- [TASK TO CARRY OUT]
Check each line of the entries below for the string "partenaire"; copy every line where it appears.

[Stored data]
┌────────

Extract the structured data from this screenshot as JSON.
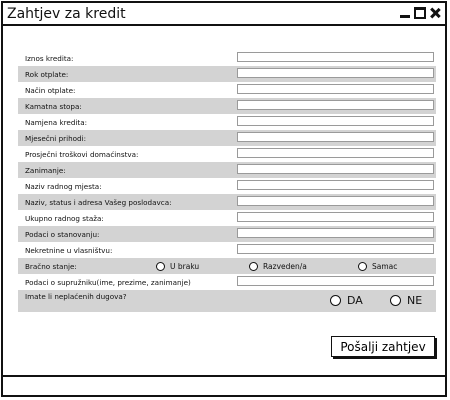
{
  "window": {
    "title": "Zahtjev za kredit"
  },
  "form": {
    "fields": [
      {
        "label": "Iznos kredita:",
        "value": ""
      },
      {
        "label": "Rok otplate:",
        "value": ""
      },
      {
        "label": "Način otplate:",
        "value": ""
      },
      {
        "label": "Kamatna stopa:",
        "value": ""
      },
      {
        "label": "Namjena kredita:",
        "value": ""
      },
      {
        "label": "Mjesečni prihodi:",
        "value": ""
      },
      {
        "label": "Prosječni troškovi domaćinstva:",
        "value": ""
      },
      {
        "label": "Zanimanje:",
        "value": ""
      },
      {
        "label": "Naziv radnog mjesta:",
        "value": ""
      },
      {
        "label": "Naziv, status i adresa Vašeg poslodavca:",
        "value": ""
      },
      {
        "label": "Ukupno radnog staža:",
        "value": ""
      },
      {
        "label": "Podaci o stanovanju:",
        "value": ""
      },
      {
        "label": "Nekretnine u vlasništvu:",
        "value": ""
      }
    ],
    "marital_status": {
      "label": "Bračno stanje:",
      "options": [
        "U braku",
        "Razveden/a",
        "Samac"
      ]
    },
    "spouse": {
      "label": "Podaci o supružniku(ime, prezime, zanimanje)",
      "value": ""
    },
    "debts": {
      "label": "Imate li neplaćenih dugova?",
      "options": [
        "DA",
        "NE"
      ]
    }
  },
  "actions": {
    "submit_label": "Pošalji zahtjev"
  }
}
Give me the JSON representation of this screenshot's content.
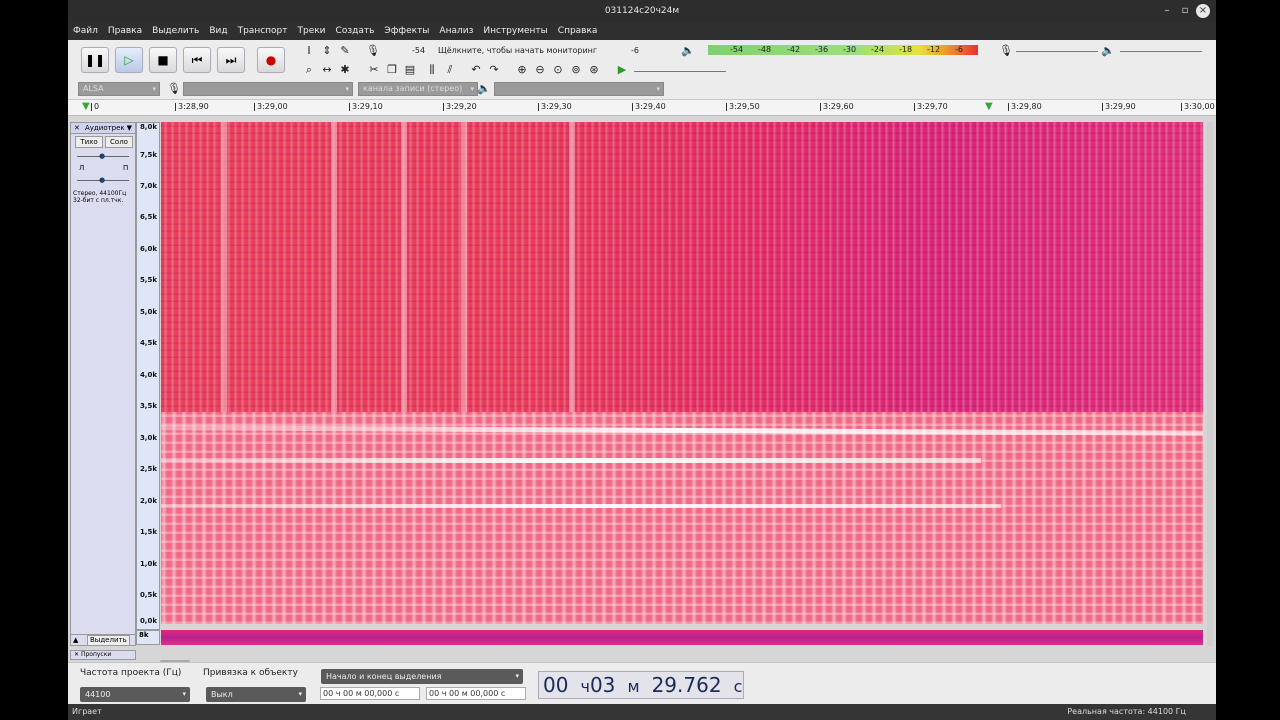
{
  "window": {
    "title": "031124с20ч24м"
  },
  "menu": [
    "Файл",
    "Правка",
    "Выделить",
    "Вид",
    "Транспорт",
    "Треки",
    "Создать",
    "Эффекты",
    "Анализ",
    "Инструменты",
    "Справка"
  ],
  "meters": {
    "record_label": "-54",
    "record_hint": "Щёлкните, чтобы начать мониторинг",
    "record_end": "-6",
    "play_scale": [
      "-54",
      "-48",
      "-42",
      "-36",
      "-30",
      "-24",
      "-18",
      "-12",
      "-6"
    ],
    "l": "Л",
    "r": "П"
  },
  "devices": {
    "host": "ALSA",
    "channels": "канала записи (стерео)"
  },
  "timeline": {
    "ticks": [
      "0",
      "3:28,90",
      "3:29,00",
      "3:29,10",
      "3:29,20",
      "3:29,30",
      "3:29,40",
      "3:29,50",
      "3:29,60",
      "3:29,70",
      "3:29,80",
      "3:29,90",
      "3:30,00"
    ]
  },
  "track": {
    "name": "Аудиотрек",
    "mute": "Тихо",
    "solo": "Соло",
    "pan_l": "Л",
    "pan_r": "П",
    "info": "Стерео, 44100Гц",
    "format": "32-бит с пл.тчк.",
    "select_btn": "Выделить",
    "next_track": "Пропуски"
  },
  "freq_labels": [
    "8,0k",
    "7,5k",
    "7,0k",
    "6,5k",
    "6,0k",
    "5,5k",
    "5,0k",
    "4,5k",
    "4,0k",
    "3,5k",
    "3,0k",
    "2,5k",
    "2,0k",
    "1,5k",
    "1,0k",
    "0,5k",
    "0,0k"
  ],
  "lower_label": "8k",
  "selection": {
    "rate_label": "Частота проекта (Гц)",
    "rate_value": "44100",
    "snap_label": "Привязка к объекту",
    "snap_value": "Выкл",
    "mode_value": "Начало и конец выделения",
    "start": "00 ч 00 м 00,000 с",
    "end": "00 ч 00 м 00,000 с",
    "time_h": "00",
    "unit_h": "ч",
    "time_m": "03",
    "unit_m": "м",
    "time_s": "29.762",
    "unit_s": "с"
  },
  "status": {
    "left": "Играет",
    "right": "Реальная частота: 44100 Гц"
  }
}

└────────
┌────────

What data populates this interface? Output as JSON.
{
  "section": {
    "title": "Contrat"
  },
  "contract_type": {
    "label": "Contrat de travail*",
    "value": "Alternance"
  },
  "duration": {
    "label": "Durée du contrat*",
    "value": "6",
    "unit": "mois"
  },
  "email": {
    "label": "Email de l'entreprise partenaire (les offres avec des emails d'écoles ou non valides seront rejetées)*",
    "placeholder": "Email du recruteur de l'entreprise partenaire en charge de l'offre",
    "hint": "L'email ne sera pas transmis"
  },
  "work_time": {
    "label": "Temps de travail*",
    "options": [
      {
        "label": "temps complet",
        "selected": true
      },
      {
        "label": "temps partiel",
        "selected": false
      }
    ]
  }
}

└────────

- [REPLY TO THE TASK]
    "label": "Email de l'entreprise partenaire (les offres avec des emails d'écoles ou non valides seront rejetées)*",
    "placeholder": "Email du recruteur de l'entreprise partenaire en charge de l'offre",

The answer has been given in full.